== Task inputs

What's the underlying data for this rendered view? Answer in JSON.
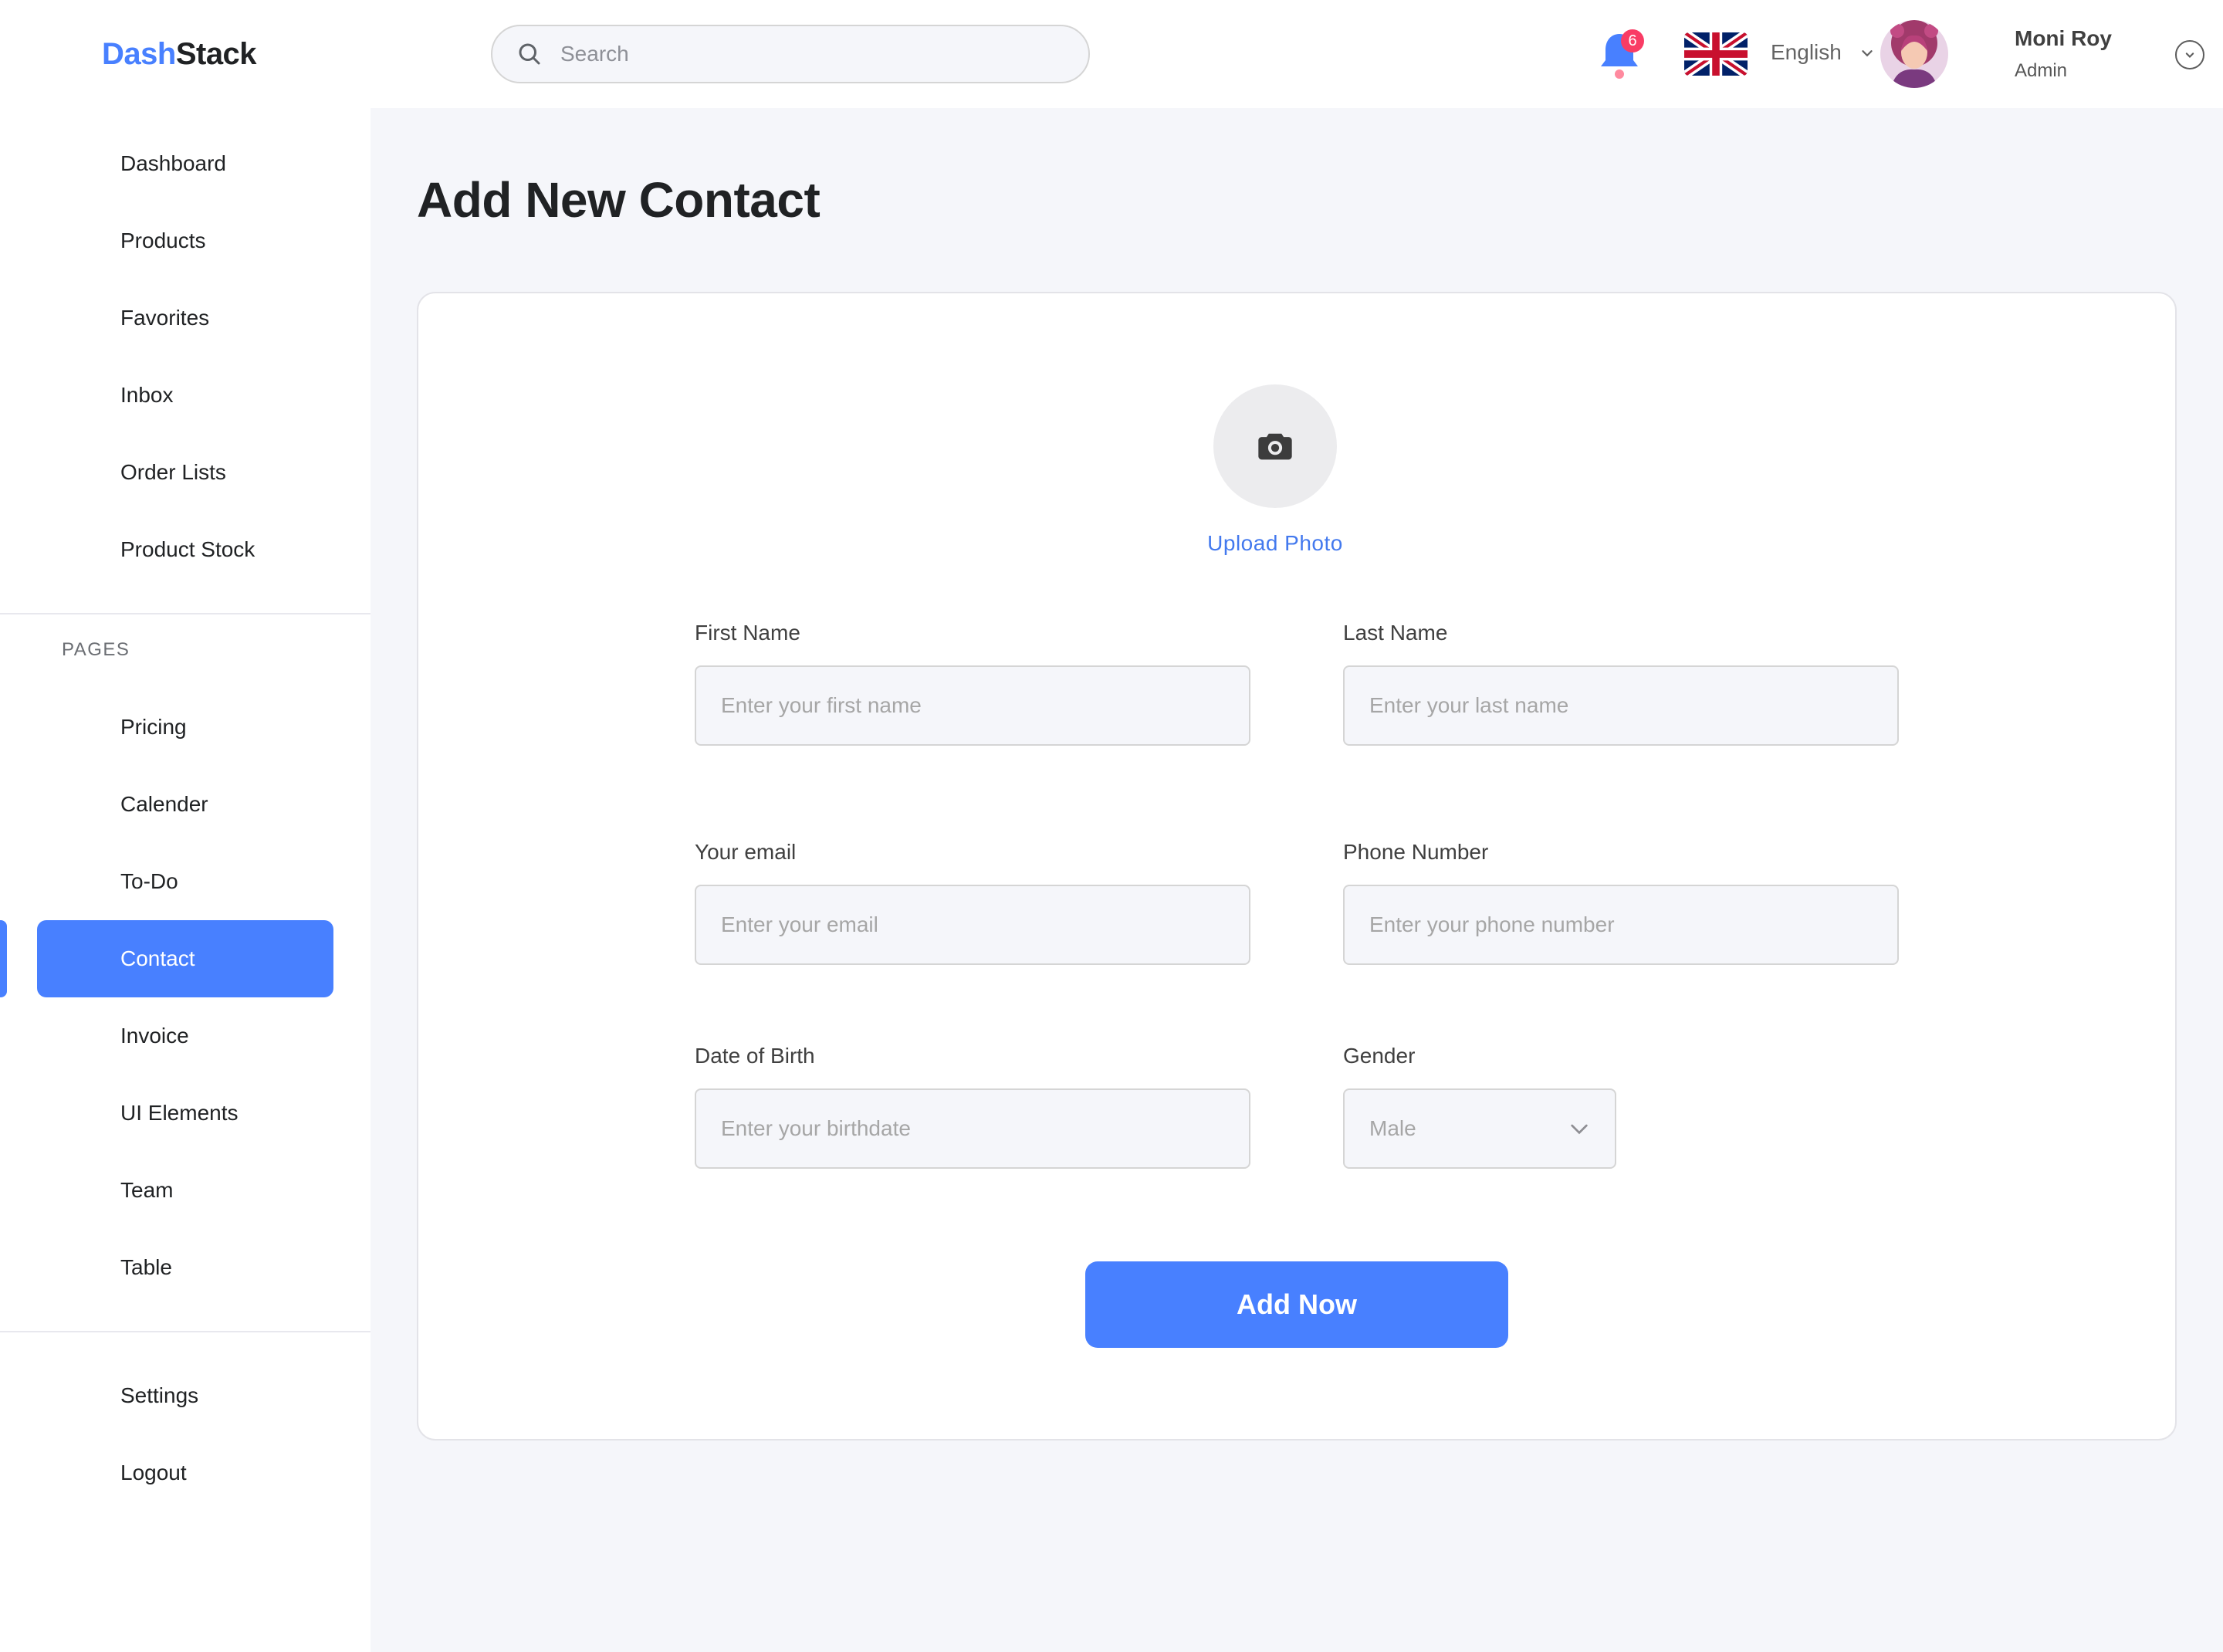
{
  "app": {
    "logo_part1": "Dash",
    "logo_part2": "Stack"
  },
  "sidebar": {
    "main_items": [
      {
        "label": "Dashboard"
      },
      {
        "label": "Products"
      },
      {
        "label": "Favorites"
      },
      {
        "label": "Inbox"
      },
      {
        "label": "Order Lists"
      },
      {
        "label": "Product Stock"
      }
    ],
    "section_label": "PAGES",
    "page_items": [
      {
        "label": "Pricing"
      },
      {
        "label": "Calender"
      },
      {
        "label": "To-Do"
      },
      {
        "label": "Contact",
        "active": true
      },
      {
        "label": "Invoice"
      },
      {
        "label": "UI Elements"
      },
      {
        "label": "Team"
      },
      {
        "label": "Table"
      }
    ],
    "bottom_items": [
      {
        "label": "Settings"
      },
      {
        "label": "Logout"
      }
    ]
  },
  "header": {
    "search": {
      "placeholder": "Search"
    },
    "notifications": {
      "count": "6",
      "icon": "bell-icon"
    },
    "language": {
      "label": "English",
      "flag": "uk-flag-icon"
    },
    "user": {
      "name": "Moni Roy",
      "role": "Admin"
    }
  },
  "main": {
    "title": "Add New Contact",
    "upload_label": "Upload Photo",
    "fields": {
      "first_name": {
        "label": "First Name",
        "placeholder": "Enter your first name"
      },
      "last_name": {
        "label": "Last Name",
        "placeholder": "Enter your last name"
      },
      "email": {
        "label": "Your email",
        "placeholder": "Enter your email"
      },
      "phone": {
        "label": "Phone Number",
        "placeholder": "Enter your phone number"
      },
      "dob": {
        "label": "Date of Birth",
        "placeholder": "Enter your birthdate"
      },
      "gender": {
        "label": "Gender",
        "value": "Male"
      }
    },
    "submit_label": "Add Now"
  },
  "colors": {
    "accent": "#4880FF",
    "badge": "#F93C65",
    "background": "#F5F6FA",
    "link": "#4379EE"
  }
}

====
== Task inputs

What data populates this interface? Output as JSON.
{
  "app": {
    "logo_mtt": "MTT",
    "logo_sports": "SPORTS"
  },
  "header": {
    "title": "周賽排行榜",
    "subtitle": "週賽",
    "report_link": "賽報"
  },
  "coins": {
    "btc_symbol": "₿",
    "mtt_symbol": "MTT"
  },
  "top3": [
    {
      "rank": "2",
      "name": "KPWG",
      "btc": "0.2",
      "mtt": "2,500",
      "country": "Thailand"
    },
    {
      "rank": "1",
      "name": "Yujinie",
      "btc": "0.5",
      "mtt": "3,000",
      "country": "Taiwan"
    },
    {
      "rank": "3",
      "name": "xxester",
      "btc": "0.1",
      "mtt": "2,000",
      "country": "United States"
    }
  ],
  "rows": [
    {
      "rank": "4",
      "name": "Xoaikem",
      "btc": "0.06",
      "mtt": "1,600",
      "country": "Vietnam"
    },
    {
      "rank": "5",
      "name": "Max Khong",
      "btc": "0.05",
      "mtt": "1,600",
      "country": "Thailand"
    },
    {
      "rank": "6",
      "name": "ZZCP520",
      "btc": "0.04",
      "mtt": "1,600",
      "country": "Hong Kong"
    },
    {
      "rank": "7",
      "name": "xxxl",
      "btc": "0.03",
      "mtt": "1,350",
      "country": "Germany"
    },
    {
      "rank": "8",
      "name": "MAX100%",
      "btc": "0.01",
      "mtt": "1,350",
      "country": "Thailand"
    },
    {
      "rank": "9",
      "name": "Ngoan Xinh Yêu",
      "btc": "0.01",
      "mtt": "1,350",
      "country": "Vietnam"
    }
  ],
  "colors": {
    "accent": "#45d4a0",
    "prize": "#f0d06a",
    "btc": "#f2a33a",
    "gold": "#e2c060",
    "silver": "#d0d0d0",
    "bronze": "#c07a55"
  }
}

====

▶ [Problem details]:
In the records above, locate each line with the word "What". Copy all such lines.

▶ [Result of the task]:
What's the underlying data for this rendered view? Answer in JSON.
What data populates this interface? Output as JSON.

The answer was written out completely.